● **WRITTEN INSTRUCTION**: Can you turn the lines of the data below, from the line containing "heatmap-cell (833, 220, 839, 225)" through the line containing "heatmap-cell (653, 240, 659, 245)" (both included), into a numbered list with any blank lines left out?

###

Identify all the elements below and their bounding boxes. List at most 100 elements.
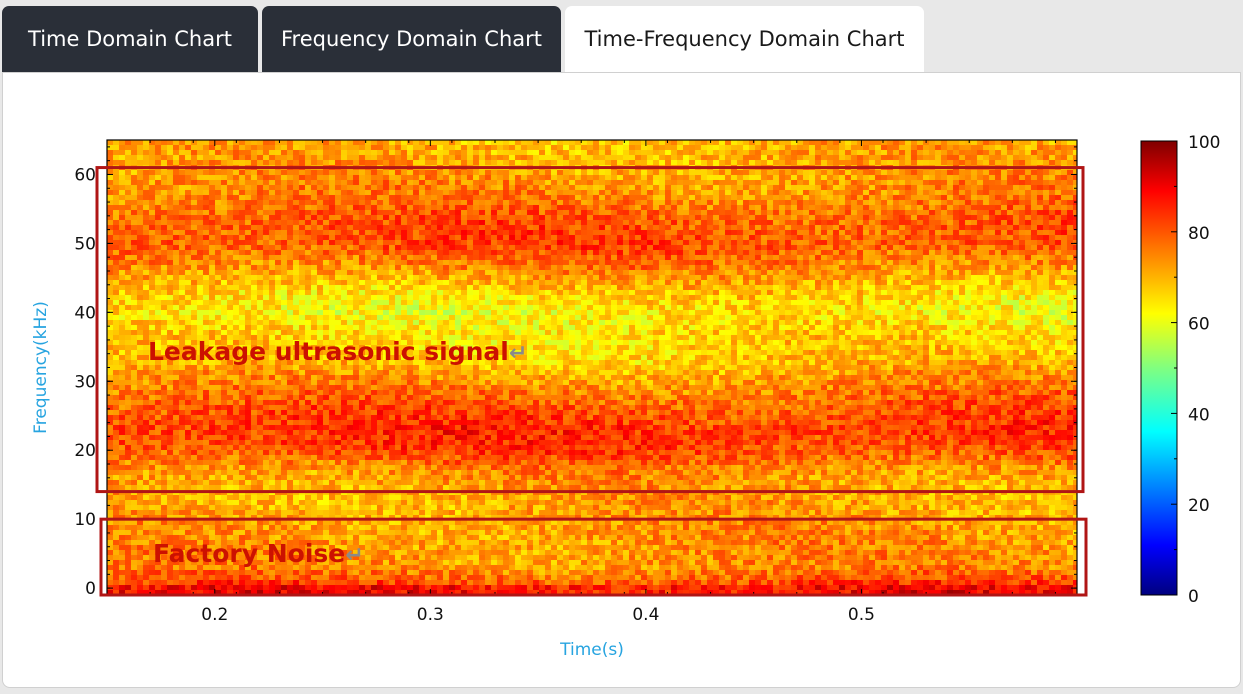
heatmap-cell (833, 220, 839, 225)
heatmap-cell (887, 195, 893, 200)
heatmap-cell (563, 190, 569, 195)
heatmap-cell (923, 235, 929, 240)
heatmap-cell (275, 210, 281, 215)
heatmap-cell (455, 230, 461, 235)
heatmap-cell (803, 250, 809, 255)
tab-frequency-domain-chart[interactable]: Frequency Domain Chart (262, 6, 561, 72)
heatmap-cell (929, 150, 935, 155)
heatmap-cell (425, 285, 431, 290)
heatmap-cell (245, 145, 251, 150)
heatmap-cell (479, 240, 485, 245)
heatmap-cell (1031, 225, 1037, 230)
heatmap-cell (893, 200, 899, 205)
heatmap-cell (965, 145, 971, 150)
heatmap-cell (485, 220, 491, 225)
heatmap-cell (683, 145, 689, 150)
heatmap-cell (131, 270, 137, 275)
heatmap-cell (713, 235, 719, 240)
heatmap-cell (395, 200, 401, 205)
heatmap-cell (155, 270, 161, 275)
heatmap-cell (1055, 280, 1061, 285)
heatmap-cell (389, 200, 395, 205)
heatmap-cell (815, 145, 821, 150)
heatmap-cell (683, 175, 689, 180)
heatmap-cell (929, 190, 935, 195)
heatmap-cell (125, 150, 131, 155)
heatmap-cell (341, 150, 347, 155)
heatmap-cell (587, 190, 593, 195)
heatmap-cell (341, 195, 347, 200)
heatmap-cell (875, 270, 881, 275)
heatmap-cell (593, 200, 599, 205)
heatmap-cell (773, 220, 779, 225)
heatmap-cell (329, 270, 335, 275)
heatmap-cell (665, 220, 671, 225)
heatmap-cell (1037, 265, 1043, 270)
heatmap-cell (269, 180, 275, 185)
heatmap-cell (107, 220, 113, 225)
heatmap-cell (995, 205, 1001, 210)
heatmap-cell (467, 190, 473, 195)
heatmap-cell (869, 185, 875, 190)
heatmap-cell (905, 230, 911, 235)
heatmap-cell (653, 240, 659, 245)
heatmap-cell (515, 275, 521, 280)
heatmap-cell (569, 200, 575, 205)
heatmap-cell (1055, 195, 1061, 200)
heatmap-cell (203, 280, 209, 285)
heatmap-cell (341, 250, 347, 255)
heatmap-cell (647, 230, 653, 235)
heatmap-cell (749, 145, 755, 150)
heatmap-cell (683, 275, 689, 280)
heatmap-cell (119, 250, 125, 255)
heatmap-cell (1001, 195, 1007, 200)
heatmap-cell (563, 260, 569, 265)
heatmap-cell (473, 150, 479, 155)
heatmap-cell (317, 290, 323, 295)
heatmap-cell (527, 175, 533, 180)
heatmap-cell (665, 150, 671, 155)
heatmap-cell (395, 150, 401, 155)
heatmap-cell (617, 250, 623, 255)
heatmap-cell (455, 215, 461, 220)
heatmap-cell (599, 205, 605, 210)
heatmap-cell (263, 210, 269, 215)
heatmap-cell (461, 170, 467, 175)
heatmap-cell (647, 250, 653, 255)
heatmap-cell (587, 245, 593, 250)
heatmap-cell (221, 205, 227, 210)
heatmap-cell (191, 260, 197, 265)
heatmap-cell (125, 250, 131, 255)
heatmap-cell (551, 255, 557, 260)
heatmap-cell (491, 260, 497, 265)
heatmap-cell (467, 245, 473, 250)
heatmap-cell (815, 275, 821, 280)
heatmap-cell (149, 205, 155, 210)
heatmap-cell (1019, 225, 1025, 230)
heatmap-cell (767, 150, 773, 155)
heatmap-cell (461, 235, 467, 240)
heatmap-cell (695, 170, 701, 175)
heatmap-cell (341, 230, 347, 235)
heatmap-cell (329, 150, 335, 155)
heatmap-cell (389, 190, 395, 195)
heatmap-cell (977, 240, 983, 245)
tab-time-domain-chart[interactable]: Time Domain Chart (2, 6, 258, 72)
tab-time-frequency-domain-chart[interactable]: Time-Frequency Domain Chart (565, 6, 924, 72)
heatmap-cell (623, 280, 629, 285)
heatmap-cell (671, 190, 677, 195)
heatmap-cell (521, 180, 527, 185)
heatmap-cell (161, 225, 167, 230)
heatmap-cell (605, 190, 611, 195)
heatmap-cell (611, 265, 617, 270)
heatmap-cell (125, 265, 131, 270)
heatmap-cell (623, 185, 629, 190)
heatmap-cell (887, 225, 893, 230)
heatmap-cell (665, 160, 671, 165)
heatmap-cell (287, 180, 293, 185)
heatmap-cell (1043, 210, 1049, 215)
heatmap-cell (833, 265, 839, 270)
heatmap-cell (845, 230, 851, 235)
heatmap-cell (185, 195, 191, 200)
heatmap-cell (263, 275, 269, 280)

###

● **WRITTEN ANSWER**:
1. heatmap-cell (833, 220, 839, 225)
2. heatmap-cell (887, 195, 893, 200)
3. heatmap-cell (563, 190, 569, 195)
4. heatmap-cell (923, 235, 929, 240)
5. heatmap-cell (275, 210, 281, 215)
6. heatmap-cell (455, 230, 461, 235)
7. heatmap-cell (803, 250, 809, 255)
8. tab-frequency-domain-chart[interactable]: Frequency Domain Chart (262, 6, 561, 72)
9. heatmap-cell (929, 150, 935, 155)
10. heatmap-cell (425, 285, 431, 290)
11. heatmap-cell (245, 145, 251, 150)
12. heatmap-cell (479, 240, 485, 245)
13. heatmap-cell (1031, 225, 1037, 230)
14. heatmap-cell (893, 200, 899, 205)
15. heatmap-cell (965, 145, 971, 150)
16. heatmap-cell (485, 220, 491, 225)
17. heatmap-cell (683, 145, 689, 150)
18. heatmap-cell (131, 270, 137, 275)
19. heatmap-cell (713, 235, 719, 240)
20. heatmap-cell (395, 200, 401, 205)
21. heatmap-cell (155, 270, 161, 275)
22. heatmap-cell (1055, 280, 1061, 285)
23. heatmap-cell (389, 200, 395, 205)
24. heatmap-cell (815, 145, 821, 150)
25. heatmap-cell (683, 175, 689, 180)
26. heatmap-cell (929, 190, 935, 195)
27. heatmap-cell (125, 150, 131, 155)
28. heatmap-cell (341, 150, 347, 155)
29. heatmap-cell (587, 190, 593, 195)
30. heatmap-cell (341, 195, 347, 200)
31. heatmap-cell (875, 270, 881, 275)
32. heatmap-cell (593, 200, 599, 205)
33. heatmap-cell (773, 220, 779, 225)
34. heatmap-cell (329, 270, 335, 275)
35. heatmap-cell (665, 220, 671, 225)
36. heatmap-cell (1037, 265, 1043, 270)
37. heatmap-cell (269, 180, 275, 185)
38. heatmap-cell (107, 220, 113, 225)
39. heatmap-cell (995, 205, 1001, 210)
40. heatmap-cell (467, 190, 473, 195)
41. heatmap-cell (869, 185, 875, 190)
42. heatmap-cell (905, 230, 911, 235)
43. heatmap-cell (653, 240, 659, 245)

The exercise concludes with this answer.